[START Data in this exercise]

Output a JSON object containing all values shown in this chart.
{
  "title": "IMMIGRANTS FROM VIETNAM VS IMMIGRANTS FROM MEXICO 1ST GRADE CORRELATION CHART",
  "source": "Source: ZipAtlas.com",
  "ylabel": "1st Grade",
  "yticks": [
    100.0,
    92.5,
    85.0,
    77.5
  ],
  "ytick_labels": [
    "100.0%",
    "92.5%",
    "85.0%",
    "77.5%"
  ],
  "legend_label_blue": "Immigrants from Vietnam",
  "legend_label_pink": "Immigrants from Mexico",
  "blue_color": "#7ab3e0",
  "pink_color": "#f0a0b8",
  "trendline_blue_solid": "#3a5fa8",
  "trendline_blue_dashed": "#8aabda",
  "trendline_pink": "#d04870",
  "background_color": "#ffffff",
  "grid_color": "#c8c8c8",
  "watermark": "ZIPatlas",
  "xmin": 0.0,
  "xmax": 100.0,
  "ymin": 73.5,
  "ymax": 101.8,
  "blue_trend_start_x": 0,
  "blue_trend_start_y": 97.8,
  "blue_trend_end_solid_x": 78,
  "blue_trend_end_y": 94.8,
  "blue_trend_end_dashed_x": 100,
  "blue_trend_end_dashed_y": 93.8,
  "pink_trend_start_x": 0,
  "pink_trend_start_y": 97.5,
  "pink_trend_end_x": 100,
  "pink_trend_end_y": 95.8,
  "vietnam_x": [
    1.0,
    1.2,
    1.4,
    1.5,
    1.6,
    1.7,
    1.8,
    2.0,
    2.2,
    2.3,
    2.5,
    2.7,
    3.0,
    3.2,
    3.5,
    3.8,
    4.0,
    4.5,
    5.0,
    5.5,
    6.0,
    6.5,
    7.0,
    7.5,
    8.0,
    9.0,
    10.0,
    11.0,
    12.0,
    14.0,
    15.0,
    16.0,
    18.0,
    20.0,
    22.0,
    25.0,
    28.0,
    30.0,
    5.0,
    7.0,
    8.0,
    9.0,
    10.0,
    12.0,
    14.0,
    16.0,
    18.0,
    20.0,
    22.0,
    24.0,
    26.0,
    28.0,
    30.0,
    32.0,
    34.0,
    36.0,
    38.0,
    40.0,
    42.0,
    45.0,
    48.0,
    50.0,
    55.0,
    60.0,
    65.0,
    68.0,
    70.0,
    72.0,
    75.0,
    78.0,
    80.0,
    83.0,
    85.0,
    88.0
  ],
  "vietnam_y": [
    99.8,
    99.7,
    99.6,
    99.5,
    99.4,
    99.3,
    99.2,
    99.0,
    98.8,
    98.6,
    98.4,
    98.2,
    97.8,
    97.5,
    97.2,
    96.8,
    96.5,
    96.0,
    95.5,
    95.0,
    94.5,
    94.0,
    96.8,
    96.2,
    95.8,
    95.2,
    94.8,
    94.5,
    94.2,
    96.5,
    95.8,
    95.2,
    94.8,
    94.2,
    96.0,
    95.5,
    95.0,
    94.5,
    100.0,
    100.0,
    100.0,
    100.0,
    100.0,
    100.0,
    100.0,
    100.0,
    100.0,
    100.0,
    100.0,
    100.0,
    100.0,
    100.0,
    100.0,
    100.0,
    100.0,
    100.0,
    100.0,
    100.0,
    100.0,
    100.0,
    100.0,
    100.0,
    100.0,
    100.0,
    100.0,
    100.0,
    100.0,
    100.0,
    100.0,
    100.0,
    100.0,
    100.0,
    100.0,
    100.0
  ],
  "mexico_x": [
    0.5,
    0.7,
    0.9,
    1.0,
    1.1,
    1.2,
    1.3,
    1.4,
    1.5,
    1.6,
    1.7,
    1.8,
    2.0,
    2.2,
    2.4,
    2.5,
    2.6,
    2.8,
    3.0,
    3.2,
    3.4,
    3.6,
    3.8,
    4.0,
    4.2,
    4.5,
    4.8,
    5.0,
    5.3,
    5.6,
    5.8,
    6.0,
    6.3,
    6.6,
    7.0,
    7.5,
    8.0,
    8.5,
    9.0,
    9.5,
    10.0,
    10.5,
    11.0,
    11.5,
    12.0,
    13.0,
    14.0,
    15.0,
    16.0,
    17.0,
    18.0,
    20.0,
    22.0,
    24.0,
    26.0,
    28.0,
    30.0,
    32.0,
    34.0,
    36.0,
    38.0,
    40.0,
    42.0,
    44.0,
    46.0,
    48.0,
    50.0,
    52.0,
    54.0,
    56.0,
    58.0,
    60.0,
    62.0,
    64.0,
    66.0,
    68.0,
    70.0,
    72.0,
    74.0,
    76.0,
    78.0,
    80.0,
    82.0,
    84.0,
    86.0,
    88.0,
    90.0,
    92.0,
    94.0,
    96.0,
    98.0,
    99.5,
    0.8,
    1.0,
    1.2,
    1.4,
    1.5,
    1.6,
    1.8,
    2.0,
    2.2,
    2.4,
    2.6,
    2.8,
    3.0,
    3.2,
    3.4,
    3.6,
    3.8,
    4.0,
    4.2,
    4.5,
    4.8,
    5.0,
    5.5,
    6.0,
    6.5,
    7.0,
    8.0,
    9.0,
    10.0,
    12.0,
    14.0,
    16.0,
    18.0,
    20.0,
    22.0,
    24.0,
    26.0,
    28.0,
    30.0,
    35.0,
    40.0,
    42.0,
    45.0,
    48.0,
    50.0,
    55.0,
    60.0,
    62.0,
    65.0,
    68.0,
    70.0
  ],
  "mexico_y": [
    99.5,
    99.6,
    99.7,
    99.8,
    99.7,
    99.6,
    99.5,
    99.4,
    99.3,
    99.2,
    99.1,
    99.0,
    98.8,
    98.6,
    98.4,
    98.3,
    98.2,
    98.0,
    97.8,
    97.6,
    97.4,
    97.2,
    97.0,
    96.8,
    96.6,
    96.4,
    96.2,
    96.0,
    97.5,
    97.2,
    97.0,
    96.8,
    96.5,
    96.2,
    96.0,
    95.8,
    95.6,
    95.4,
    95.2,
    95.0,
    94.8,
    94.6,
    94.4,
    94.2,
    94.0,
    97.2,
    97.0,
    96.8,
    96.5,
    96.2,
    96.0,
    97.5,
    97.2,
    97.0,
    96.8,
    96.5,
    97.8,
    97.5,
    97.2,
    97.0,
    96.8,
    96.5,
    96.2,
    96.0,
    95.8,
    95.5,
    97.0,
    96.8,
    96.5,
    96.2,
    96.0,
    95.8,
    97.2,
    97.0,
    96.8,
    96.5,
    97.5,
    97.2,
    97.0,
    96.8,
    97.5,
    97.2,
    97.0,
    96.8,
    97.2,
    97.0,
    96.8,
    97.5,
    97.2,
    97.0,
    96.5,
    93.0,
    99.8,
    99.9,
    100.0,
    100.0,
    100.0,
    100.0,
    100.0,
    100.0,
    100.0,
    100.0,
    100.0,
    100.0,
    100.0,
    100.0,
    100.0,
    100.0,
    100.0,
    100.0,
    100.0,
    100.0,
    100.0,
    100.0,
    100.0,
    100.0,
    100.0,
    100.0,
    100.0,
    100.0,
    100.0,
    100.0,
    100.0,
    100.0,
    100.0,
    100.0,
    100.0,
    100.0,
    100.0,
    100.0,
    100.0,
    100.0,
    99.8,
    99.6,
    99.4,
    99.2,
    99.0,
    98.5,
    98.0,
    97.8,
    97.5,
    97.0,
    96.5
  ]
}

[END Data in this exercise]

Direction => Please restate the whole listing word for word.

Correct result =>
Output a JSON object containing all values shown in this chart.
{
  "title": "IMMIGRANTS FROM VIETNAM VS IMMIGRANTS FROM MEXICO 1ST GRADE CORRELATION CHART",
  "source": "Source: ZipAtlas.com",
  "ylabel": "1st Grade",
  "yticks": [
    100.0,
    92.5,
    85.0,
    77.5
  ],
  "ytick_labels": [
    "100.0%",
    "92.5%",
    "85.0%",
    "77.5%"
  ],
  "legend_label_blue": "Immigrants from Vietnam",
  "legend_label_pink": "Immigrants from Mexico",
  "blue_color": "#7ab3e0",
  "pink_color": "#f0a0b8",
  "trendline_blue_solid": "#3a5fa8",
  "trendline_blue_dashed": "#8aabda",
  "trendline_pink": "#d04870",
  "background_color": "#ffffff",
  "grid_color": "#c8c8c8",
  "watermark": "ZIPatlas",
  "xmin": 0.0,
  "xmax": 100.0,
  "ymin": 73.5,
  "ymax": 101.8,
  "blue_trend_start_x": 0,
  "blue_trend_start_y": 97.8,
  "blue_trend_end_solid_x": 78,
  "blue_trend_end_y": 94.8,
  "blue_trend_end_dashed_x": 100,
  "blue_trend_end_dashed_y": 93.8,
  "pink_trend_start_x": 0,
  "pink_trend_start_y": 97.5,
  "pink_trend_end_x": 100,
  "pink_trend_end_y": 95.8,
  "vietnam_x": [
    1.0,
    1.2,
    1.4,
    1.5,
    1.6,
    1.7,
    1.8,
    2.0,
    2.2,
    2.3,
    2.5,
    2.7,
    3.0,
    3.2,
    3.5,
    3.8,
    4.0,
    4.5,
    5.0,
    5.5,
    6.0,
    6.5,
    7.0,
    7.5,
    8.0,
    9.0,
    10.0,
    11.0,
    12.0,
    14.0,
    15.0,
    16.0,
    18.0,
    20.0,
    22.0,
    25.0,
    28.0,
    30.0,
    5.0,
    7.0,
    8.0,
    9.0,
    10.0,
    12.0,
    14.0,
    16.0,
    18.0,
    20.0,
    22.0,
    24.0,
    26.0,
    28.0,
    30.0,
    32.0,
    34.0,
    36.0,
    38.0,
    40.0,
    42.0,
    45.0,
    48.0,
    50.0,
    55.0,
    60.0,
    65.0,
    68.0,
    70.0,
    72.0,
    75.0,
    78.0,
    80.0,
    83.0,
    85.0,
    88.0
  ],
  "vietnam_y": [
    99.8,
    99.7,
    99.6,
    99.5,
    99.4,
    99.3,
    99.2,
    99.0,
    98.8,
    98.6,
    98.4,
    98.2,
    97.8,
    97.5,
    97.2,
    96.8,
    96.5,
    96.0,
    95.5,
    95.0,
    94.5,
    94.0,
    96.8,
    96.2,
    95.8,
    95.2,
    94.8,
    94.5,
    94.2,
    96.5,
    95.8,
    95.2,
    94.8,
    94.2,
    96.0,
    95.5,
    95.0,
    94.5,
    100.0,
    100.0,
    100.0,
    100.0,
    100.0,
    100.0,
    100.0,
    100.0,
    100.0,
    100.0,
    100.0,
    100.0,
    100.0,
    100.0,
    100.0,
    100.0,
    100.0,
    100.0,
    100.0,
    100.0,
    100.0,
    100.0,
    100.0,
    100.0,
    100.0,
    100.0,
    100.0,
    100.0,
    100.0,
    100.0,
    100.0,
    100.0,
    100.0,
    100.0,
    100.0,
    100.0
  ],
  "mexico_x": [
    0.5,
    0.7,
    0.9,
    1.0,
    1.1,
    1.2,
    1.3,
    1.4,
    1.5,
    1.6,
    1.7,
    1.8,
    2.0,
    2.2,
    2.4,
    2.5,
    2.6,
    2.8,
    3.0,
    3.2,
    3.4,
    3.6,
    3.8,
    4.0,
    4.2,
    4.5,
    4.8,
    5.0,
    5.3,
    5.6,
    5.8,
    6.0,
    6.3,
    6.6,
    7.0,
    7.5,
    8.0,
    8.5,
    9.0,
    9.5,
    10.0,
    10.5,
    11.0,
    11.5,
    12.0,
    13.0,
    14.0,
    15.0,
    16.0,
    17.0,
    18.0,
    20.0,
    22.0,
    24.0,
    26.0,
    28.0,
    30.0,
    32.0,
    34.0,
    36.0,
    38.0,
    40.0,
    42.0,
    44.0,
    46.0,
    48.0,
    50.0,
    52.0,
    54.0,
    56.0,
    58.0,
    60.0,
    62.0,
    64.0,
    66.0,
    68.0,
    70.0,
    72.0,
    74.0,
    76.0,
    78.0,
    80.0,
    82.0,
    84.0,
    86.0,
    88.0,
    90.0,
    92.0,
    94.0,
    96.0,
    98.0,
    99.5,
    0.8,
    1.0,
    1.2,
    1.4,
    1.5,
    1.6,
    1.8,
    2.0,
    2.2,
    2.4,
    2.6,
    2.8,
    3.0,
    3.2,
    3.4,
    3.6,
    3.8,
    4.0,
    4.2,
    4.5,
    4.8,
    5.0,
    5.5,
    6.0,
    6.5,
    7.0,
    8.0,
    9.0,
    10.0,
    12.0,
    14.0,
    16.0,
    18.0,
    20.0,
    22.0,
    24.0,
    26.0,
    28.0,
    30.0,
    35.0,
    40.0,
    42.0,
    45.0,
    48.0,
    50.0,
    55.0,
    60.0,
    62.0,
    65.0,
    68.0,
    70.0
  ],
  "mexico_y": [
    99.5,
    99.6,
    99.7,
    99.8,
    99.7,
    99.6,
    99.5,
    99.4,
    99.3,
    99.2,
    99.1,
    99.0,
    98.8,
    98.6,
    98.4,
    98.3,
    98.2,
    98.0,
    97.8,
    97.6,
    97.4,
    97.2,
    97.0,
    96.8,
    96.6,
    96.4,
    96.2,
    96.0,
    97.5,
    97.2,
    97.0,
    96.8,
    96.5,
    96.2,
    96.0,
    95.8,
    95.6,
    95.4,
    95.2,
    95.0,
    94.8,
    94.6,
    94.4,
    94.2,
    94.0,
    97.2,
    97.0,
    96.8,
    96.5,
    96.2,
    96.0,
    97.5,
    97.2,
    97.0,
    96.8,
    96.5,
    97.8,
    97.5,
    97.2,
    97.0,
    96.8,
    96.5,
    96.2,
    96.0,
    95.8,
    95.5,
    97.0,
    96.8,
    96.5,
    96.2,
    96.0,
    95.8,
    97.2,
    97.0,
    96.8,
    96.5,
    97.5,
    97.2,
    97.0,
    96.8,
    97.5,
    97.2,
    97.0,
    96.8,
    97.2,
    97.0,
    96.8,
    97.5,
    97.2,
    97.0,
    96.5,
    93.0,
    99.8,
    99.9,
    100.0,
    100.0,
    100.0,
    100.0,
    100.0,
    100.0,
    100.0,
    100.0,
    100.0,
    100.0,
    100.0,
    100.0,
    100.0,
    100.0,
    100.0,
    100.0,
    100.0,
    100.0,
    100.0,
    100.0,
    100.0,
    100.0,
    100.0,
    100.0,
    100.0,
    100.0,
    100.0,
    100.0,
    100.0,
    100.0,
    100.0,
    100.0,
    100.0,
    100.0,
    100.0,
    100.0,
    100.0,
    100.0,
    99.8,
    99.6,
    99.4,
    99.2,
    99.0,
    98.5,
    98.0,
    97.8,
    97.5,
    97.0,
    96.5
  ]
}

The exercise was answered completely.